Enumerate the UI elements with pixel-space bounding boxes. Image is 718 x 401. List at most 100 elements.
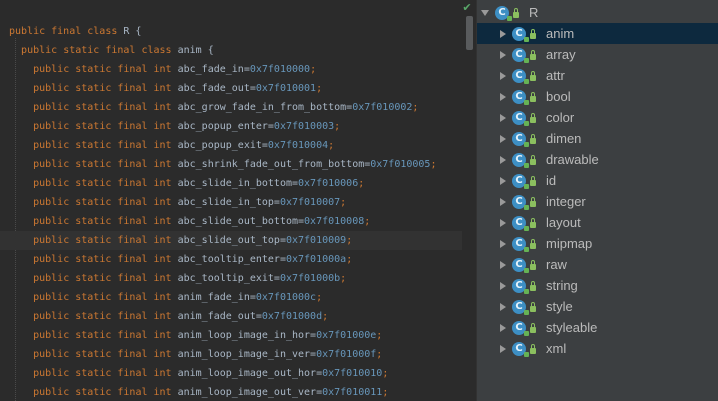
- code-identifier: abc_tooltip_exit=: [177, 273, 280, 284]
- chevron-right-icon[interactable]: [500, 29, 506, 38]
- tree-item-label: attr: [546, 68, 565, 83]
- code-number: 0x7f010007: [279, 197, 341, 208]
- code-line[interactable]: public static final int anim_loop_image_…: [9, 364, 388, 383]
- code-keyword: public static final int: [33, 197, 178, 208]
- lock-icon: [530, 322, 536, 333]
- code-keyword: public static final int: [33, 235, 178, 246]
- class-icon: C: [512, 89, 529, 105]
- tree-item-mipmap[interactable]: Cmipmap: [477, 233, 718, 254]
- code-number: 0x7f010011: [322, 387, 383, 398]
- code-identifier: abc_grow_fade_in_from_bottom=: [177, 102, 353, 113]
- structure-tree[interactable]: C R Canim Carray Cattr Cbool Ccolor Cdimen Cdr…: [476, 0, 718, 401]
- code-line[interactable]: public static final int abc_slide_in_top…: [9, 193, 346, 212]
- tree-item-label: drawable: [546, 152, 599, 167]
- chevron-right-icon[interactable]: [500, 302, 506, 311]
- chevron-down-icon[interactable]: [481, 9, 489, 16]
- tree-item-label: id: [546, 173, 557, 188]
- tree-item-label: style: [546, 299, 573, 314]
- code-line[interactable]: public static final int anim_loop_image_…: [9, 345, 382, 364]
- class-icon: C: [512, 131, 529, 147]
- tree-item-style[interactable]: Cstyle: [477, 296, 718, 317]
- editor-scrollbar-thumb[interactable]: [466, 16, 473, 50]
- code-semicolon: ;: [412, 102, 419, 113]
- code-number: 0x7f01000b: [279, 273, 341, 284]
- code-line[interactable]: public static final int abc_grow_fade_in…: [9, 98, 418, 117]
- lock-icon: [530, 154, 536, 165]
- class-icon: C: [495, 5, 512, 21]
- lock-icon: [530, 112, 536, 123]
- tree-item-label: styleable: [546, 320, 598, 335]
- chevron-right-icon[interactable]: [500, 344, 506, 353]
- chevron-right-icon[interactable]: [500, 92, 506, 101]
- tree-item-color[interactable]: Ccolor: [477, 107, 718, 128]
- code-line[interactable]: public static final int abc_slide_in_bot…: [9, 174, 364, 193]
- tree-item-drawable[interactable]: Cdrawable: [477, 149, 718, 170]
- tree-item-dimen[interactable]: Cdimen: [477, 128, 718, 149]
- chevron-right-icon[interactable]: [500, 71, 506, 80]
- lock-icon: [530, 259, 536, 270]
- code-editor[interactable]: public final class R { public static fin…: [0, 0, 476, 401]
- lock-icon: [530, 70, 536, 81]
- tree-item-xml[interactable]: Cxml: [477, 338, 718, 359]
- code-line[interactable]: public static final int abc_slide_out_bo…: [9, 212, 370, 231]
- code-line[interactable]: public static final int abc_shrink_fade_…: [9, 155, 436, 174]
- code-line[interactable]: public static final int abc_slide_out_to…: [0, 231, 464, 250]
- code-number: 0x7f010005: [370, 159, 431, 170]
- tree-item-label: string: [546, 278, 578, 293]
- tree-item-integer[interactable]: Cinteger: [477, 191, 718, 212]
- code-keyword: public static final int: [33, 311, 178, 322]
- class-icon: C: [512, 47, 529, 63]
- chevron-right-icon[interactable]: [500, 197, 506, 206]
- code-line[interactable]: public static final int abc_tooltip_exit…: [9, 269, 346, 288]
- tree-item-bool[interactable]: Cbool: [477, 86, 718, 107]
- editor-scrollbar-track[interactable]: [462, 0, 476, 401]
- code-keyword: public static final int: [33, 102, 178, 113]
- chevron-right-icon[interactable]: [500, 260, 506, 269]
- chevron-right-icon[interactable]: [500, 239, 506, 248]
- code-line[interactable]: public static final int anim_loop_image_…: [9, 326, 382, 345]
- code-line[interactable]: public static final class anim {: [9, 41, 214, 60]
- code-line[interactable]: public static final int anim_fade_out=0x…: [9, 307, 328, 326]
- code-line[interactable]: public static final int abc_tooltip_ente…: [9, 250, 352, 269]
- class-icon: C: [512, 26, 529, 42]
- chevron-right-icon[interactable]: [500, 113, 506, 122]
- tree-item-attr[interactable]: Cattr: [477, 65, 718, 86]
- chevron-right-icon[interactable]: [500, 50, 506, 59]
- code-line[interactable]: public static final int anim_loop_image_…: [9, 383, 388, 401]
- tree-item-styleable[interactable]: Cstyleable: [477, 317, 718, 338]
- code-line[interactable]: public static final int abc_fade_in=0x7f…: [9, 60, 316, 79]
- tree-item-raw[interactable]: Craw: [477, 254, 718, 275]
- code-line[interactable]: public static final int abc_popup_exit=0…: [9, 136, 334, 155]
- code-line[interactable]: public static final int abc_fade_out=0x7…: [9, 79, 322, 98]
- tree-item-string[interactable]: Cstring: [477, 275, 718, 296]
- code-line[interactable]: public final class R {: [9, 22, 141, 41]
- code-number: 0x7f010002: [352, 102, 413, 113]
- code-keyword: public static final int: [33, 121, 178, 132]
- tree-item-anim[interactable]: Canim: [477, 23, 718, 44]
- code-number: 0x7f010010: [322, 368, 383, 379]
- class-icon: C: [512, 341, 529, 357]
- tree-item-array[interactable]: Carray: [477, 44, 718, 65]
- chevron-right-icon[interactable]: [500, 176, 506, 185]
- tree-item-layout[interactable]: Clayout: [477, 212, 718, 233]
- code-keyword: public static final int: [33, 330, 178, 341]
- tree-item-id[interactable]: Cid: [477, 170, 718, 191]
- chevron-right-icon[interactable]: [500, 323, 506, 332]
- code-identifier: abc_slide_in_top=: [177, 197, 280, 208]
- chevron-right-icon[interactable]: [500, 134, 506, 143]
- chevron-right-icon[interactable]: [500, 155, 506, 164]
- code-semicolon: ;: [334, 121, 341, 132]
- code-line[interactable]: public static final int abc_popup_enter=…: [9, 117, 340, 136]
- chevron-right-icon[interactable]: [500, 281, 506, 290]
- chevron-right-icon[interactable]: [500, 218, 506, 227]
- class-icon: C: [512, 152, 529, 168]
- code-line[interactable]: public static final int anim_fade_in=0x7…: [9, 288, 322, 307]
- tree-root-r[interactable]: C R: [477, 2, 718, 23]
- code-identifier: R {: [123, 26, 142, 37]
- code-identifier: abc_slide_out_top=: [177, 235, 286, 246]
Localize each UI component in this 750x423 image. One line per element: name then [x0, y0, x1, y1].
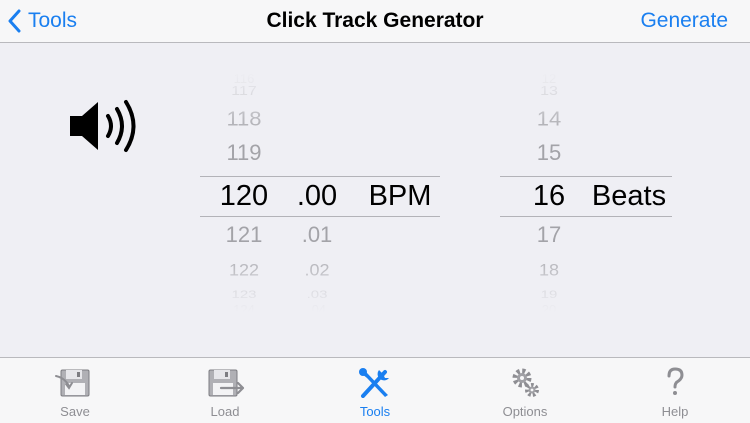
————————
■ EXERCISE REQUIREMENTS:
Reproduce all of the lines above word for word, leaving out the pictures.

■ TASK RESULT:
Enumerate the UI elements with pixel-space bounding boxes. Image is 718 x 401. List at most 100 elements.
- code-identifier: abc_tooltip_exit=: [177, 273, 280, 284]
- chevron-right-icon[interactable]: [500, 29, 506, 38]
- tree-item-label: attr: [546, 68, 565, 83]
- code-number: 0x7f010007: [279, 197, 341, 208]
- code-line[interactable]: public static final int anim_loop_image_…: [9, 364, 388, 383]
- code-keyword: public static final int: [33, 197, 178, 208]
- lock-icon: [530, 322, 536, 333]
- code-keyword: public static final int: [33, 235, 178, 246]
- class-icon: C: [512, 89, 529, 105]
- tree-item-mipmap[interactable]: Cmipmap: [477, 233, 718, 254]
- code-number: 0x7f010011: [322, 387, 383, 398]
- code-identifier: abc_grow_fade_in_from_bottom=: [177, 102, 353, 113]
- structure-tree[interactable]: C R Canim Carray Cattr Cbool Ccolor Cdimen Cdr…: [476, 0, 718, 401]
- code-line[interactable]: public static final int abc_slide_in_top…: [9, 193, 346, 212]
- tree-item-label: drawable: [546, 152, 599, 167]
- chevron-right-icon[interactable]: [500, 302, 506, 311]
- chevron-down-icon[interactable]: [481, 9, 489, 16]
- tree-item-label: id: [546, 173, 557, 188]
- tree-item-label: style: [546, 299, 573, 314]
- code-line[interactable]: public static final int anim_loop_image_…: [9, 345, 382, 364]
- class-icon: C: [512, 131, 529, 147]
- tree-item-style[interactable]: Cstyle: [477, 296, 718, 317]
- editor-scrollbar-thumb[interactable]: [466, 16, 473, 50]
- code-semicolon: ;: [412, 102, 419, 113]
- code-number: 0x7f01000b: [279, 273, 341, 284]
- code-line[interactable]: public static final int abc_grow_fade_in…: [9, 98, 418, 117]
- lock-icon: [530, 154, 536, 165]
- class-icon: C: [495, 5, 512, 21]
- lock-icon: [530, 112, 536, 123]
- tree-item-label: styleable: [546, 320, 598, 335]
- chevron-right-icon[interactable]: [500, 344, 506, 353]
- chevron-right-icon[interactable]: [500, 92, 506, 101]
- tree-item-color[interactable]: Ccolor: [477, 107, 718, 128]
- code-line[interactable]: public static final int abc_slide_in_bot…: [9, 174, 364, 193]
- tree-item-drawable[interactable]: Cdrawable: [477, 149, 718, 170]
- tree-item-dimen[interactable]: Cdimen: [477, 128, 718, 149]
- chevron-right-icon[interactable]: [500, 71, 506, 80]
- lock-icon: [530, 259, 536, 270]
- code-editor[interactable]: public final class R { public static fin…: [0, 0, 476, 401]
- lock-icon: [530, 70, 536, 81]
- tree-item-xml[interactable]: Cxml: [477, 338, 718, 359]
- code-line[interactable]: public static final int abc_slide_out_bo…: [9, 212, 370, 231]
- code-line[interactable]: public static final int abc_shrink_fade_…: [9, 155, 436, 174]
- code-line[interactable]: public static final int abc_slide_out_to…: [0, 231, 464, 250]
- code-number: 0x7f010005: [370, 159, 431, 170]
- tree-item-label: string: [546, 278, 578, 293]
- tree-item-integer[interactable]: Cinteger: [477, 191, 718, 212]
- code-keyword: public static final int: [33, 311, 178, 322]
- class-icon: C: [512, 47, 529, 63]
- chevron-right-icon[interactable]: [500, 197, 506, 206]
- code-line[interactable]: public static final int abc_tooltip_exit…: [9, 269, 346, 288]
- tree-item-bool[interactable]: Cbool: [477, 86, 718, 107]
- editor-scrollbar-track[interactable]: [462, 0, 476, 401]
- code-keyword: public static final int: [33, 102, 178, 113]
- chevron-right-icon[interactable]: [500, 260, 506, 269]
- chevron-right-icon[interactable]: [500, 239, 506, 248]
- code-line[interactable]: public static final int anim_loop_image_…: [9, 326, 382, 345]
- code-line[interactable]: public static final class anim {: [9, 41, 214, 60]
- code-line[interactable]: public static final int anim_fade_out=0x…: [9, 307, 328, 326]
- code-line[interactable]: public static final int abc_tooltip_ente…: [9, 250, 352, 269]
- class-icon: C: [512, 26, 529, 42]
- chevron-right-icon[interactable]: [500, 113, 506, 122]
- tree-item-attr[interactable]: Cattr: [477, 65, 718, 86]
- chevron-right-icon[interactable]: [500, 50, 506, 59]
- code-line[interactable]: public static final int anim_loop_image_…: [9, 383, 388, 401]
- tree-item-styleable[interactable]: Cstyleable: [477, 317, 718, 338]
- code-line[interactable]: public static final int abc_fade_in=0x7f…: [9, 60, 316, 79]
- tree-item-raw[interactable]: Craw: [477, 254, 718, 275]
- code-line[interactable]: public static final int abc_popup_exit=0…: [9, 136, 334, 155]
- code-line[interactable]: public static final int abc_fade_out=0x7…: [9, 79, 322, 98]
- tree-item-string[interactable]: Cstring: [477, 275, 718, 296]
- code-line[interactable]: public final class R {: [9, 22, 141, 41]
- code-number: 0x7f010002: [352, 102, 413, 113]
- code-keyword: public static final int: [33, 121, 178, 132]
- tree-item-anim[interactable]: Canim: [477, 23, 718, 44]
- code-number: 0x7f010010: [322, 368, 383, 379]
- class-icon: C: [512, 341, 529, 357]
- tree-item-array[interactable]: Carray: [477, 44, 718, 65]
- chevron-right-icon[interactable]: [500, 176, 506, 185]
- tree-item-layout[interactable]: Clayout: [477, 212, 718, 233]
- code-keyword: public static final int: [33, 330, 178, 341]
- tree-item-id[interactable]: Cid: [477, 170, 718, 191]
- chevron-right-icon[interactable]: [500, 323, 506, 332]
- code-identifier: abc_slide_in_top=: [177, 197, 280, 208]
- chevron-right-icon[interactable]: [500, 134, 506, 143]
- chevron-right-icon[interactable]: [500, 155, 506, 164]
- code-semicolon: ;: [334, 121, 341, 132]
- code-line[interactable]: public static final int abc_popup_enter=…: [9, 117, 340, 136]
- chevron-right-icon[interactable]: [500, 281, 506, 290]
- chevron-right-icon[interactable]: [500, 218, 506, 227]
- class-icon: C: [512, 152, 529, 168]
- code-line[interactable]: public static final int anim_fade_in=0x7…: [9, 288, 322, 307]
- tree-root-r[interactable]: C R: [477, 2, 718, 23]
- code-identifier: R {: [123, 26, 142, 37]
- code-identifier: abc_slide_out_top=: [177, 235, 286, 246]
Localize each UI component in this 750x423 image. One line per element: name then [x0, y0, x1, y1].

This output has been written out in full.